- Directive:
The records below must be transcribed exactly. Do not include the pictures.

- Exercise materials:

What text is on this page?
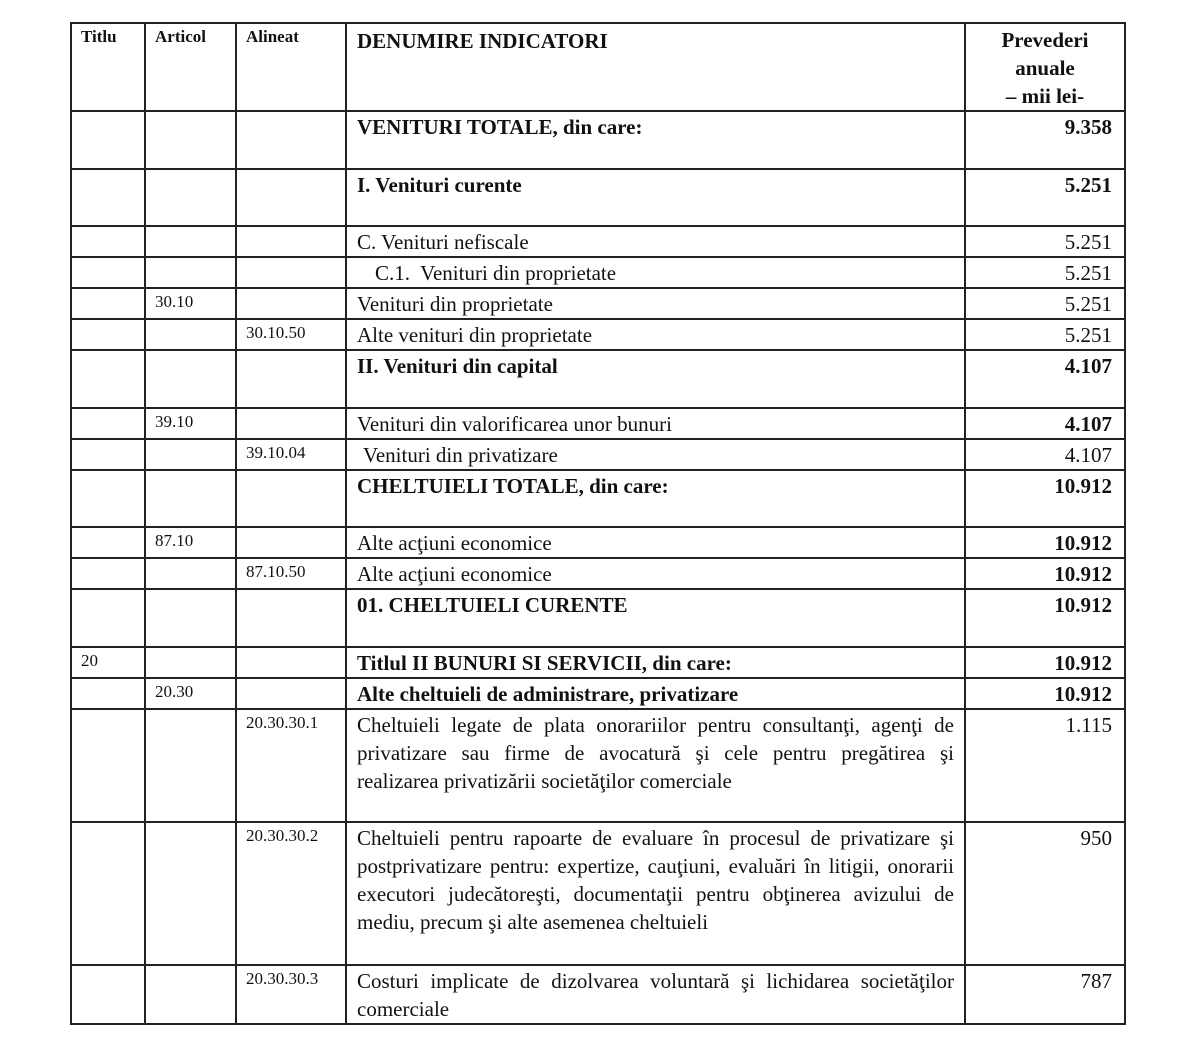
Titlu	Articol	Alineat	DENUMIRE INDICATORI	Prevederi
anuale
– mii lei-

			VENITURI TOTALE, din care:	9.358
			I. Venituri curente	5.251
			C. Venituri nefiscale	5.251
			C.1.  Venituri din proprietate	5.251
	30.10		Venituri din proprietate	5.251
		30.10.50	Alte venituri din proprietate	5.251
			II. Venituri din capital	4.107
	39.10		Venituri din valorificarea unor bunuri	4.107
		39.10.04	Venituri din privatizare	4.107
			CHELTUIELI TOTALE, din care:	10.912
	87.10		Alte acţiuni economice	10.912
		87.10.50	Alte acţiuni economice	10.912
			01. CHELTUIELI CURENTE	10.912
20			Titlul II BUNURI SI SERVICII, din care:	10.912
	20.30		Alte cheltuieli de administrare, privatizare	10.912
		20.30.30.1	Cheltuieli legate de plata onorariilor pentru consultanţi, agenţi de privatizare sau firme de avocatură şi cele pentru pregătirea şi realizarea privatizării societăţilor comerciale	1.115
		20.30.30.2	Cheltuieli pentru rapoarte de evaluare în procesul de privatizare şi postprivatizare pentru: expertize, cauţiuni, evaluări în litigii, onorarii executori judecătoreşti, documentaţii pentru obţinerea avizului de mediu, precum şi alte asemenea cheltuieli	950
		20.30.30.3	Costuri implicate de dizolvarea voluntară şi lichidarea societăţilor comerciale	787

- Written reply:
What text is on this page?
Titlu	Articol	Alineat	DENUMIRE INDICATORI	Prevederi
anuale
– mii lei-

			VENITURI TOTALE, din care:	9.358
			I. Venituri curente	5.251
			C. Venituri nefiscale	5.251
			C.1.  Venituri din proprietate	5.251
	30.10		Venituri din proprietate	5.251
		30.10.50	Alte venituri din proprietate	5.251
			II. Venituri din capital	4.107
	39.10		Venituri din valorificarea unor bunuri	4.107
		39.10.04	Venituri din privatizare	4.107
			CHELTUIELI TOTALE, din care:	10.912
	87.10		Alte acţiuni economice	10.912
		87.10.50	Alte acţiuni economice	10.912
			01. CHELTUIELI CURENTE	10.912
20			Titlul II BUNURI SI SERVICII, din care:	10.912
	20.30		Alte cheltuieli de administrare, privatizare	10.912
		20.30.30.1	Cheltuieli legate de plata onorariilor pentru consultanţi, agenţi de privatizare sau firme de avocatură şi cele pentru pregătirea şi realizarea privatizării societăţilor comerciale	1.115
		20.30.30.2	Cheltuieli pentru rapoarte de evaluare în procesul de privatizare şi postprivatizare pentru: expertize, cauţiuni, evaluări în litigii, onorarii executori judecătoreşti, documentaţii pentru obţinerea avizului de mediu, precum şi alte asemenea cheltuieli	950
		20.30.30.3	Costuri implicate de dizolvarea voluntară şi lichidarea societăţilor comerciale	787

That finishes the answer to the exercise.